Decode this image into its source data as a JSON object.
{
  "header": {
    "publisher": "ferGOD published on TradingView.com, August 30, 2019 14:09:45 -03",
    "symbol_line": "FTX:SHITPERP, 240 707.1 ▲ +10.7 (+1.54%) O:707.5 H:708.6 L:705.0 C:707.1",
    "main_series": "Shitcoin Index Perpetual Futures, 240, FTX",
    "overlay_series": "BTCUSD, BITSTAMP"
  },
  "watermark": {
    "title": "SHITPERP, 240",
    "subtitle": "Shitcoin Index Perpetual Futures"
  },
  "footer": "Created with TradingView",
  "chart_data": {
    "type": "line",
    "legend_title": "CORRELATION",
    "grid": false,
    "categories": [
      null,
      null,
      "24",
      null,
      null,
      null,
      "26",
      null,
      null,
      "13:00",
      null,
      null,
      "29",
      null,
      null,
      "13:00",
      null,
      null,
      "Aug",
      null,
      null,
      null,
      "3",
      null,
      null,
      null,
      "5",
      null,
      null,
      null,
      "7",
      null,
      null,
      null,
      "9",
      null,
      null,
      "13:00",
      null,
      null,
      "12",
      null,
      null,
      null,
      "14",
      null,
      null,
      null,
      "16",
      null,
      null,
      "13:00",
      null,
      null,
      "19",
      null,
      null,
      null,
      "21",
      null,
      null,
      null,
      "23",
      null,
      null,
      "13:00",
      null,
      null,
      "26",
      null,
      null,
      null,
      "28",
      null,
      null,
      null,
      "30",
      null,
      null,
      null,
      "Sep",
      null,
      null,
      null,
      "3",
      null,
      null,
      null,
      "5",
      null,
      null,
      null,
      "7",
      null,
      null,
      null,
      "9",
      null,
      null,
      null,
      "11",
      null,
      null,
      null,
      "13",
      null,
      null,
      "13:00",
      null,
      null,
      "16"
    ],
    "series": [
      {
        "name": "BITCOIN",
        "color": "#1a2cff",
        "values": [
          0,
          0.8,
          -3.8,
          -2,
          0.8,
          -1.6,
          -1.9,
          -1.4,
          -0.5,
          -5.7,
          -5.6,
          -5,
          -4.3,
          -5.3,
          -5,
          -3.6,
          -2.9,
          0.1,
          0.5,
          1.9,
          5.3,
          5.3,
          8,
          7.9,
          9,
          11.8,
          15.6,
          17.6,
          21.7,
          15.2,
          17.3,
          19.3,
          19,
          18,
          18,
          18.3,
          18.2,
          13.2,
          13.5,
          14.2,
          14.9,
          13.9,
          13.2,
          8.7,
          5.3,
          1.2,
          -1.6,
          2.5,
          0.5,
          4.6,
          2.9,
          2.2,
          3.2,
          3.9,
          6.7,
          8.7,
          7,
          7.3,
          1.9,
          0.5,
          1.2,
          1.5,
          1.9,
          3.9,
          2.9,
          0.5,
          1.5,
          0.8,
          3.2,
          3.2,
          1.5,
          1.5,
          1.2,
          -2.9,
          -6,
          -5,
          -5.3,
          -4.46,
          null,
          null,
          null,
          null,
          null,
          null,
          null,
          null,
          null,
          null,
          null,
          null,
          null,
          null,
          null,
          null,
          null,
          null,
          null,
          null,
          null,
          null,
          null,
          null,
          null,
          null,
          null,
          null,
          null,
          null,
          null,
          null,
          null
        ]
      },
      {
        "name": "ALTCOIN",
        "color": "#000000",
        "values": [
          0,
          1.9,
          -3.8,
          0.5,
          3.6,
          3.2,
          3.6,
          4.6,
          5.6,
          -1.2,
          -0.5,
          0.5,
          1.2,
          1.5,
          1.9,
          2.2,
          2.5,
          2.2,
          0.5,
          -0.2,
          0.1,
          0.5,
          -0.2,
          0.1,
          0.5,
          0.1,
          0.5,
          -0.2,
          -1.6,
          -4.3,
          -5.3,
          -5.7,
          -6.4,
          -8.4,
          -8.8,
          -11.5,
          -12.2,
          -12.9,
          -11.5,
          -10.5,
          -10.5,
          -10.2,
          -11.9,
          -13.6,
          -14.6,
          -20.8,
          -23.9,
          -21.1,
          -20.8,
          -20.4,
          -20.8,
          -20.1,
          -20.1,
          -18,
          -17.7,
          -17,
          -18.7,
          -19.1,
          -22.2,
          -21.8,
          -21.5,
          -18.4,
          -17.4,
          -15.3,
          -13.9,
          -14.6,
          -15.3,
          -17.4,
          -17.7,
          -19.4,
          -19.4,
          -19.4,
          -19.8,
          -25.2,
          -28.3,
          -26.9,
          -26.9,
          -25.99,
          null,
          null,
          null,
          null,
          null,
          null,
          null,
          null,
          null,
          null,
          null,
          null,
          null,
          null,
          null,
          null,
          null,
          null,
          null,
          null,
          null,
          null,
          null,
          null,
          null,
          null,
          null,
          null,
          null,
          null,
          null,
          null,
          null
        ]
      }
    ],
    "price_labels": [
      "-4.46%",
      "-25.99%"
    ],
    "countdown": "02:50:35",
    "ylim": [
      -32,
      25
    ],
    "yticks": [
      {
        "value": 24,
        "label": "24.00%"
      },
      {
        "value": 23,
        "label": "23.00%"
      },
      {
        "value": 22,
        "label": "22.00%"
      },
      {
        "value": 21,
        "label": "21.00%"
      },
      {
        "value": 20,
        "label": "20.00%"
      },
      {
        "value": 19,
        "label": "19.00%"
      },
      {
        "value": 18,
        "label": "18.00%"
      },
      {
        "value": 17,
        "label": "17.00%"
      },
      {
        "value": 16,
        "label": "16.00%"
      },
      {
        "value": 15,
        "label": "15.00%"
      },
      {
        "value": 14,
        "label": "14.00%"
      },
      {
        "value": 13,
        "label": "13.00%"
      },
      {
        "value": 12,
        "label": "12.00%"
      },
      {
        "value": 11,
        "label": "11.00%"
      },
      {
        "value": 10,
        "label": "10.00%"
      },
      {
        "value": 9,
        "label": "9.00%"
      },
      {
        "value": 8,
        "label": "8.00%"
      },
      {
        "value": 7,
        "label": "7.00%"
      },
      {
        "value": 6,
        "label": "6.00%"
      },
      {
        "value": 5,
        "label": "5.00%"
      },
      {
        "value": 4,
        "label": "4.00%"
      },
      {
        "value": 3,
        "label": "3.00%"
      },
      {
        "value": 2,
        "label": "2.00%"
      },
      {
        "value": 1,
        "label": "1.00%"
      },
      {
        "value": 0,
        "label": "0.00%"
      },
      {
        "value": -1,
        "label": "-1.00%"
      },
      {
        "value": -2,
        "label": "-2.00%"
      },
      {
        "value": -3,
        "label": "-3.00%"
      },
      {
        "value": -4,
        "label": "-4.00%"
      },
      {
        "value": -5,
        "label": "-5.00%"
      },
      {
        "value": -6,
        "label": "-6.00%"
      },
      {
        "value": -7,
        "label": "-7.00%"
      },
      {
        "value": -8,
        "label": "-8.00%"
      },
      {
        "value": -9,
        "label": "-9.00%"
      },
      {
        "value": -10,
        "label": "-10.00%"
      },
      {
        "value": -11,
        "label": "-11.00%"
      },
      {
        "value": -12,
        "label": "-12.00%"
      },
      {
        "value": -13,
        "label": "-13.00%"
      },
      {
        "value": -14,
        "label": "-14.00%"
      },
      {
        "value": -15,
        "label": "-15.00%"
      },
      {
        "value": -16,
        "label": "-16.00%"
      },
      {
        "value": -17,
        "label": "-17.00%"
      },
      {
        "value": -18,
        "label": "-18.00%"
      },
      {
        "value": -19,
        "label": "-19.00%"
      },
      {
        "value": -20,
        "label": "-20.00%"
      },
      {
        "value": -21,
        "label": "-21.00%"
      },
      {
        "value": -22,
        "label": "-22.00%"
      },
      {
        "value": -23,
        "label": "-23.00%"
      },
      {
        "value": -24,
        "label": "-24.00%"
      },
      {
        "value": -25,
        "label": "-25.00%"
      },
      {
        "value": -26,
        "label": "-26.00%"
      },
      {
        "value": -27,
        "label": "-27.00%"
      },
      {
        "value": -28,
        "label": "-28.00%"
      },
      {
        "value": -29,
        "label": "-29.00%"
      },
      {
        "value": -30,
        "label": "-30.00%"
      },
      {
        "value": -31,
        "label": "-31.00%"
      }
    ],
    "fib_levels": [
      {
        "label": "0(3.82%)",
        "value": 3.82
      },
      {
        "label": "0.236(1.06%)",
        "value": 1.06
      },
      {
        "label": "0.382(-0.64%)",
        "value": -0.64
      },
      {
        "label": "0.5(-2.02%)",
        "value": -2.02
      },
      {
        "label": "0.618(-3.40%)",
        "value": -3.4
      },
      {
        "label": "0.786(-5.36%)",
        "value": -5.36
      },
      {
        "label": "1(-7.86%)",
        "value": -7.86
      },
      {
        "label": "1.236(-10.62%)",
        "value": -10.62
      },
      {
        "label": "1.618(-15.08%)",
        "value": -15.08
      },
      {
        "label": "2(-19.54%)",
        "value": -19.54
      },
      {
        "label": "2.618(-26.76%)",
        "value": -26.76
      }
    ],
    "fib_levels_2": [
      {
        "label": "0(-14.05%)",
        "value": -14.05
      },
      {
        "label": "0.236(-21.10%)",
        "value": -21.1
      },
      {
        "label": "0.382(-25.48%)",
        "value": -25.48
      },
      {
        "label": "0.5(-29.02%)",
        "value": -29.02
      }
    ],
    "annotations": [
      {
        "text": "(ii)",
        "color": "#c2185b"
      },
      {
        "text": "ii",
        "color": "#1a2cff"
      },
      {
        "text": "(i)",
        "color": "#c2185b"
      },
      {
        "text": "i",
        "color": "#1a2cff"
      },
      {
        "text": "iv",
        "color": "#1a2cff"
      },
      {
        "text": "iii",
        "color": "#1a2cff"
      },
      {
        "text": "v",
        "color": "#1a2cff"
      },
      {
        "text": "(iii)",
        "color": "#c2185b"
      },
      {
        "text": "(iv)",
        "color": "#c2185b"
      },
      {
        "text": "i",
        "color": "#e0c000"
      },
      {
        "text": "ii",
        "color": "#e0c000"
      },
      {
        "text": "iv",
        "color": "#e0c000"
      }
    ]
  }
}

-------------------------

Count every line bearing the word "text"; report the total only.

12